What the exercise asks:
Check each line of the listing, and copy it if it contains the word "should".

Records provided:
- - - -

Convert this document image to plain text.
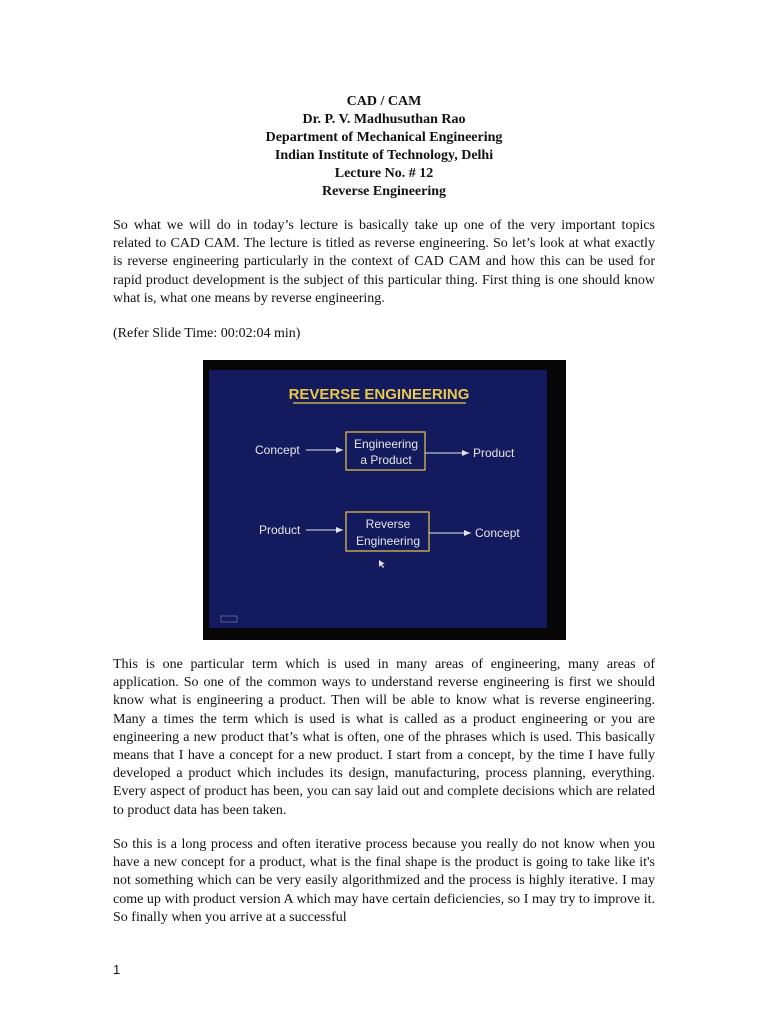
CAD / CAM
Dr. P. V. Madhusuthan Rao
Department of Mechanical Engineering
Indian Institute of Technology, Delhi
Lecture No. # 12
Reverse Engineering

So what we will do in today’s lecture is basically take up one of the very important topics related to CAD CAM. The lecture is titled as reverse engineering. So let’s look at what exactly is reverse engineering particularly in the context of CAD CAM and how this can be used for rapid product development is the subject of this particular thing. First thing is one should know what is, what one means by reverse engineering.

(Refer Slide Time: 00:02:04 min)
REVERSE ENGINEERING
Concept	Engineering
a Product	Product
Product	Reverse
Engineering
Concept

This is one particular term which is used in many areas of engineering, many areas of application. So one of the common ways to understand reverse engineering is first we should know what is engineering a product. Then will be able to know what is reverse engineering. Many a times the term which is used is what is called as a product engineering or you are engineering a new product that’s what is often, one of the phrases which is used. This basically means that I have a concept for a new product. I start from a concept, by the time I have fully developed a product which includes its design, manufacturing, process planning, everything. Every aspect of product has been, you can say laid out and complete decisions which are related to product data has been taken.

So this is a long process and often iterative process because you really do not know when you have a new concept for a product, what is the final shape is the product is going to take like it's not something which can be very easily algorithmized and the process is highly iterative. I may come up with product version A which may have certain deficiencies, so I may try to improve it. So finally when you arrive at a successful

1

- - - -

Written response:
So what we will do in today’s lecture is basically take up one of the very important topics related to CAD CAM. The lecture is titled as reverse engineering. So let’s look at what exactly is reverse engineering particularly in the context of CAD CAM and how this can be used for rapid product development is the subject of this particular thing. First thing is one should know what is, what one means by reverse engineering.
This is one particular term which is used in many areas of engineering, many areas of application. So one of the common ways to understand reverse engineering is first we should know what is engineering a product. Then will be able to know what is reverse engineering. Many a times the term which is used is what is called as a product engineering or you are engineering a new product that’s what is often, one of the phrases which is used. This basically means that I have a concept for a new product. I start from a concept, by the time I have fully developed a product which includes its design, manufacturing, process planning, everything. Every aspect of product has been, you can say laid out and complete decisions which are related to product data has been taken.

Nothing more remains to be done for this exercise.